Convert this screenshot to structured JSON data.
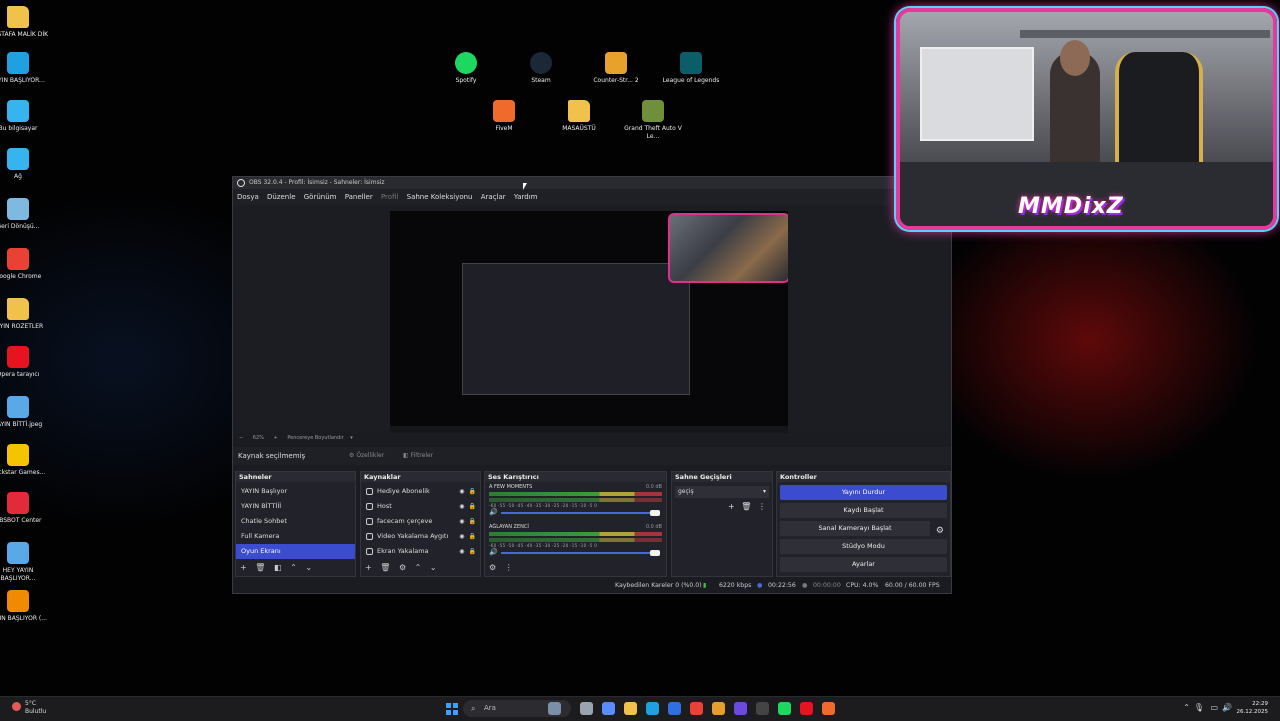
{
  "desktop": {
    "left_icons": [
      {
        "label": "MUSTAFA MALİK DİK",
        "icon": "folder-user-icon",
        "color": "#f0c24b"
      },
      {
        "label": "YAYIN BAŞLIYOR...",
        "icon": "edge-icon",
        "color": "#1fa0e0"
      },
      {
        "label": "Bu bilgisayar",
        "icon": "monitor-icon",
        "color": "#35b4f0"
      },
      {
        "label": "Ağ",
        "icon": "network-icon",
        "color": "#35b4f0"
      },
      {
        "label": "Geri Dönüşü...",
        "icon": "recycle-bin-icon",
        "color": "#7fb8e0"
      },
      {
        "label": "Google Chrome",
        "icon": "chrome-icon",
        "color": "#e94235"
      },
      {
        "label": "YAYIN ROZETLER",
        "icon": "folder-icon",
        "color": "#f0c24b"
      },
      {
        "label": "Opera tarayıcı",
        "icon": "opera-icon",
        "color": "#e5141f"
      },
      {
        "label": "YAYIN BİTTİ.jpeg",
        "icon": "image-file-icon",
        "color": "#5aa9e6"
      },
      {
        "label": "Rockstar Games...",
        "icon": "rockstar-icon",
        "color": "#f5c400"
      },
      {
        "label": "OBSBOT Center",
        "icon": "obsbot-icon",
        "color": "#e22b3a"
      },
      {
        "label": "HEY YAYIN BAŞLIYOR...",
        "icon": "image-file-icon",
        "color": "#5aa9e6"
      },
      {
        "label": "YAYIN BAŞLIYOR (...",
        "icon": "vlc-icon",
        "color": "#f08a00"
      }
    ],
    "center_icons": [
      {
        "label": "Spotify",
        "icon": "spotify-icon",
        "color": "#1ed760"
      },
      {
        "label": "Steam",
        "icon": "steam-icon",
        "color": "#1b2838"
      },
      {
        "label": "Counter-Str... 2",
        "icon": "cs2-icon",
        "color": "#e8a12a"
      },
      {
        "label": "League of Legends",
        "icon": "lol-icon",
        "color": "#0b5e68"
      },
      {
        "label": "FiveM",
        "icon": "fivem-icon",
        "color": "#f06b2b"
      },
      {
        "label": "MASAÜSTÜ",
        "icon": "folder-icon",
        "color": "#f0c24b"
      },
      {
        "label": "Grand Theft Auto V Le...",
        "icon": "gta-icon",
        "color": "#6f8f3a"
      }
    ]
  },
  "obs": {
    "title": "OBS 32.0.4 - Profil: İsimsiz - Sahneler: İsimsiz",
    "menu": [
      "Dosya",
      "Düzenle",
      "Görünüm",
      "Paneller",
      "Profil",
      "Sahne Koleksiyonu",
      "Araçlar",
      "Yardım"
    ],
    "zoom_text": "62%",
    "fit_text": "Pencereye Boyutlandır",
    "source_label": "Kaynak seçilmemiş",
    "properties_label": "Özellikler",
    "filters_label": "Filtreler",
    "scenes": {
      "title": "Sahneler",
      "items": [
        "YAYIN Başlıyor",
        "YAYIN BİTTİİİ",
        "Chatle Sohbet",
        "Full Kamera",
        "Oyun Ekranı"
      ],
      "selected": 4
    },
    "sources": {
      "title": "Kaynaklar",
      "items": [
        "Hediye Abonelik",
        "Host",
        "facecam çerçeve",
        "Video Yakalama Aygıtı",
        "Ekran Yakalama"
      ]
    },
    "mixer": {
      "title": "Ses Karıştırıcı",
      "channels": [
        {
          "name": "A FEW MOMENTS",
          "db": "0.0 dB"
        },
        {
          "name": "AĞLAYAN ZENCİ",
          "db": "0.0 dB"
        }
      ],
      "scale": "-60 -55 -50 -45 -40 -35 -30 -25 -20 -15 -10 -5 0"
    },
    "transitions": {
      "title": "Sahne Geçişleri",
      "value": "geçiş"
    },
    "controls": {
      "title": "Kontroller",
      "buttons": [
        "Yayını Durdur",
        "Kaydı Başlat",
        "Sanal Kamerayı Başlat",
        "Stüdyo Modu",
        "Ayarlar"
      ]
    },
    "status": {
      "dropped": "Kaybedilen Kareler 0 (%0.0)",
      "bitrate": "6220 kbps",
      "stream_time": "00:22:56",
      "rec_time": "00:00:00",
      "cpu": "CPU: 4.0%",
      "fps": "60.00 / 60.00 FPS"
    }
  },
  "webcam": {
    "logo_text": "MMDixZ"
  },
  "taskbar": {
    "weather_temp": "5°C",
    "weather_desc": "Bulutlu",
    "search_placeholder": "Ara",
    "time": "22:29",
    "date": "26.12.2025"
  }
}
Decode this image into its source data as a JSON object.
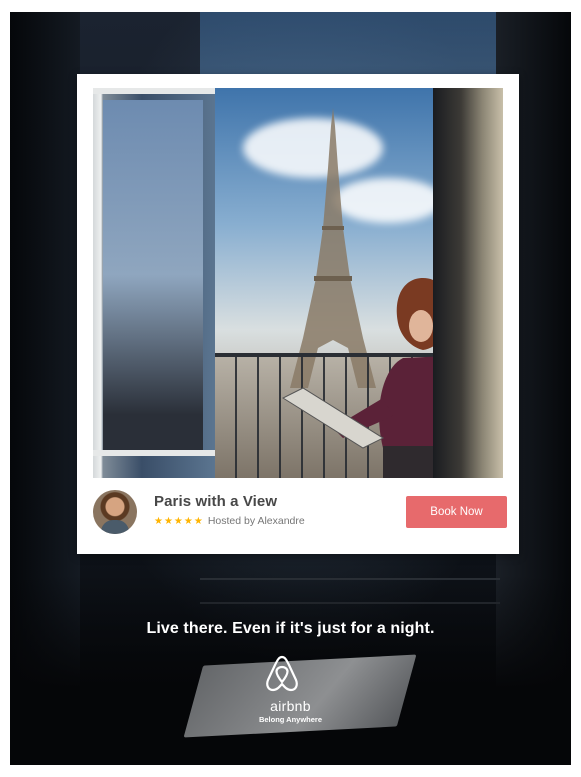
{
  "card": {
    "title": "Paris with a View",
    "rating_stars": "★★★★★",
    "host": "Hosted by Alexandre",
    "book_label": "Book Now"
  },
  "tagline": "Live there. Even if it's just for a night.",
  "brand": {
    "name": "airbnb",
    "motto": "Belong Anywhere"
  },
  "colors": {
    "accent": "#e76a6c",
    "star": "#ffb400",
    "title_text": "#484848"
  },
  "icons": {
    "logo": "airbnb-belo-icon",
    "avatar": "host-avatar"
  }
}
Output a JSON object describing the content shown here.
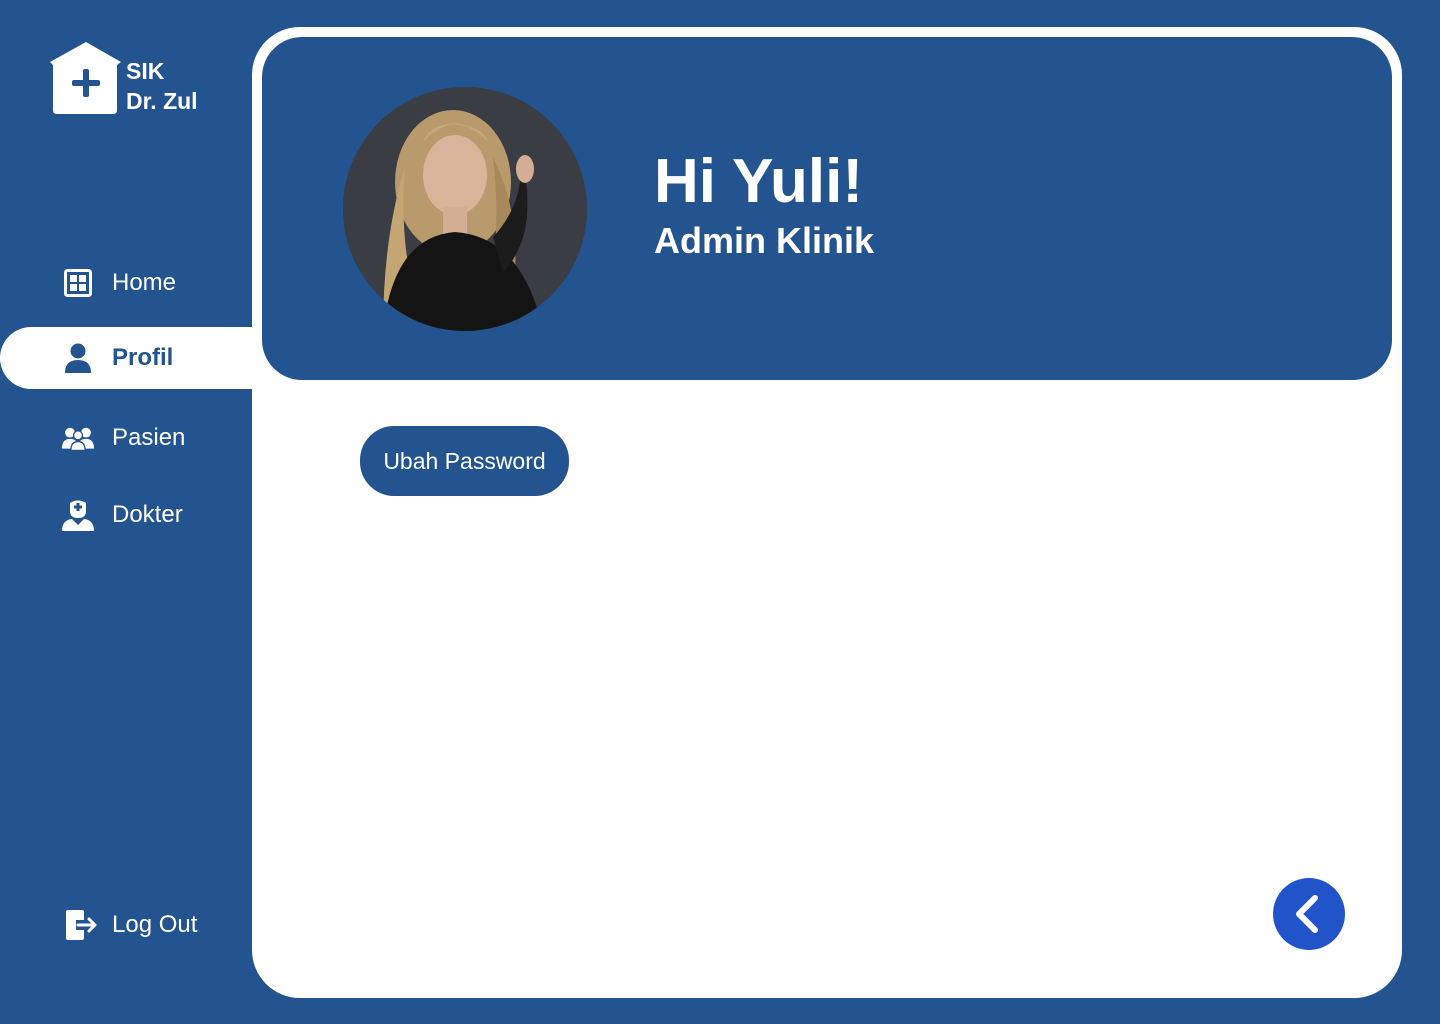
{
  "app": {
    "title_line1": "SIK",
    "title_line2": "Dr. Zul"
  },
  "sidebar": {
    "items": [
      {
        "label": "Home",
        "icon": "dashboard-grid-icon",
        "active": false
      },
      {
        "label": "Profil",
        "icon": "user-icon",
        "active": true
      },
      {
        "label": "Pasien",
        "icon": "users-group-icon",
        "active": false
      },
      {
        "label": "Dokter",
        "icon": "doctor-icon",
        "active": false
      }
    ],
    "logout_label": "Log Out",
    "logout_icon": "logout-icon"
  },
  "profile": {
    "greeting": "Hi Yuli!",
    "role": "Admin Klinik",
    "change_password_label": "Ubah Password",
    "back_icon": "chevron-left-icon"
  },
  "colors": {
    "primary": "#23548f",
    "accent": "#2254c9",
    "surface": "#ffffff"
  }
}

+ + + + +

WHAT TO DO —
Print exactly the span of lines that begins with the line containing "Output a JSON" and ends with the last line of the listing, with no pictures.

ANSWER FOR THE TASK —
Output a JSON object describing the content shown here.
{
  "app": {
    "title_line1": "SIK",
    "title_line2": "Dr. Zul"
  },
  "sidebar": {
    "items": [
      {
        "label": "Home",
        "icon": "dashboard-grid-icon",
        "active": false
      },
      {
        "label": "Profil",
        "icon": "user-icon",
        "active": true
      },
      {
        "label": "Pasien",
        "icon": "users-group-icon",
        "active": false
      },
      {
        "label": "Dokter",
        "icon": "doctor-icon",
        "active": false
      }
    ],
    "logout_label": "Log Out",
    "logout_icon": "logout-icon"
  },
  "profile": {
    "greeting": "Hi Yuli!",
    "role": "Admin Klinik",
    "change_password_label": "Ubah Password",
    "back_icon": "chevron-left-icon"
  },
  "colors": {
    "primary": "#23548f",
    "accent": "#2254c9",
    "surface": "#ffffff"
  }
}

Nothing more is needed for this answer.